Work to do: Output each line of the material exactly as it stands.

Source data:
⁂

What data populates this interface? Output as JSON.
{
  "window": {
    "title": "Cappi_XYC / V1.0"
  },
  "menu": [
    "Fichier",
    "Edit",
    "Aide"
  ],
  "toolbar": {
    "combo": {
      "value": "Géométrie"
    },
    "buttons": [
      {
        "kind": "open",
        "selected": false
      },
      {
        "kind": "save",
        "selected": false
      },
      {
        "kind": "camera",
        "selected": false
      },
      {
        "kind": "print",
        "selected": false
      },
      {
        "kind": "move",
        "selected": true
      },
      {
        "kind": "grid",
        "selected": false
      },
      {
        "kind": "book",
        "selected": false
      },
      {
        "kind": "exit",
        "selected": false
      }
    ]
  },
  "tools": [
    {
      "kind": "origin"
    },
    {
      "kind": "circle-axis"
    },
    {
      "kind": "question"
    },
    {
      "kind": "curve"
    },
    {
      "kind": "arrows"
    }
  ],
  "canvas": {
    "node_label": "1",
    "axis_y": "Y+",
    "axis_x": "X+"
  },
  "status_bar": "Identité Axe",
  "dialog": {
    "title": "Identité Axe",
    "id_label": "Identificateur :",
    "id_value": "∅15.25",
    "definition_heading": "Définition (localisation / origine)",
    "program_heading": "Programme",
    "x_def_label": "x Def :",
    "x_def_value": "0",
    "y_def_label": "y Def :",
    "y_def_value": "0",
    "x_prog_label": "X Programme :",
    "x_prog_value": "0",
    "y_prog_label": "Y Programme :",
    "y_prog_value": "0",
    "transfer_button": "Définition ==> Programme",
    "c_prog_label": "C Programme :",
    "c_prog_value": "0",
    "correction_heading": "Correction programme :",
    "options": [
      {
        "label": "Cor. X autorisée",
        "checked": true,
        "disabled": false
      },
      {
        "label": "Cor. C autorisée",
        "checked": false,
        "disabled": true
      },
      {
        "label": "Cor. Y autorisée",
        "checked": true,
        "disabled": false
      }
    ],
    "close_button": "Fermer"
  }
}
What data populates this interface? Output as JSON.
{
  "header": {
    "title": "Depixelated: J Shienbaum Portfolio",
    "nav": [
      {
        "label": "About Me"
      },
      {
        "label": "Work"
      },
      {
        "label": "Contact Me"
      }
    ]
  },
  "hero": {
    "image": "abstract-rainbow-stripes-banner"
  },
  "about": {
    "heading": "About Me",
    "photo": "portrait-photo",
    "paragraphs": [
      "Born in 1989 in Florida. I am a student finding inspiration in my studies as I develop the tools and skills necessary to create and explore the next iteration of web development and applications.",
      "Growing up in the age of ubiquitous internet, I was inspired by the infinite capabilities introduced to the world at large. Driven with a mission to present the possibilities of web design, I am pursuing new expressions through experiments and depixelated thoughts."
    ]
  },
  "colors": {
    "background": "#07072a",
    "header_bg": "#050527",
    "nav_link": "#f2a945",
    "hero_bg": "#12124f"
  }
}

⁂

Written response:
What data populates this interface? Output as JSON.
{
  "window": {
    "title": "Cappi_XYC / V1.0"
  },
  "menu": [
    "Fichier",
    "Edit",
    "Aide"
  ],
  "toolbar": {
    "combo": {
      "value": "Géométrie"
    },
    "buttons": [
      {
        "kind": "open",
        "selected": false
      },
      {
        "kind": "save",
        "selected": false
      },
      {
        "kind": "camera",
        "selected": false
      },
      {
        "kind": "print",
        "selected": false
      },
      {
        "kind": "move",
        "selected": true
      },
      {
        "kind": "grid",
        "selected": false
      },
      {
        "kind": "book",
        "selected": false
      },
      {
        "kind": "exit",
        "selected": false
      }
    ]
  },
  "tools": [
    {
      "kind": "origin"
    },
    {
      "kind": "circle-axis"
    },
    {
      "kind": "question"
    },
    {
      "kind": "curve"
    },
    {
      "kind": "arrows"
    }
  ],
  "canvas": {
    "node_label": "1",
    "axis_y": "Y+",
    "axis_x": "X+"
  },
  "status_bar": "Identité Axe",
  "dialog": {
    "title": "Identité Axe",
    "id_label": "Identificateur :",
    "id_value": "∅15.25",
    "definition_heading": "Définition (localisation / origine)",
    "program_heading": "Programme",
    "x_def_label": "x Def :",
    "x_def_value": "0",
    "y_def_label": "y Def :",
    "y_def_value": "0",
    "x_prog_label": "X Programme :",
    "x_prog_value": "0",
    "y_prog_label": "Y Programme :",
    "y_prog_value": "0",
    "transfer_button": "Définition ==> Programme",
    "c_prog_label": "C Programme :",
    "c_prog_value": "0",
    "correction_heading": "Correction programme :",
    "options": [
      {
        "label": "Cor. X autorisée",
        "checked": true,
        "disabled": false
      },
      {
        "label": "Cor. C autorisée",
        "checked": false,
        "disabled": true
      },
      {
        "label": "Cor. Y autorisée",
        "checked": true,
        "disabled": false
      }
    ],
    "close_button": "Fermer"
  }
}
What data populates this interface? Output as JSON.
{
  "header": {
    "title": "Depixelated: J Shienbaum Portfolio",
    "nav": [
      {
        "label": "About Me"
      },
      {
        "label": "Work"
      },
      {
        "label": "Contact Me"
      }
    ]
  },
  "hero": {
    "image": "abstract-rainbow-stripes-banner"
  },
  "about": {
    "heading": "About Me",
    "photo": "portrait-photo",
    "paragraphs": [
      "Born in 1989 in Florida. I am a student finding inspiration in my studies as I develop the tools and skills necessary to create and explore the next iteration of web development and applications.",
      "Growing up in the age of ubiquitous internet, I was inspired by the infinite capabilities introduced to the world at large. Driven with a mission to present the possibilities of web design, I am pursuing new expressions through experiments and depixelated thoughts."
    ]
  },
  "colors": {
    "background": "#07072a",
    "header_bg": "#050527",
    "nav_link": "#f2a945",
    "hero_bg": "#12124f"
  }
}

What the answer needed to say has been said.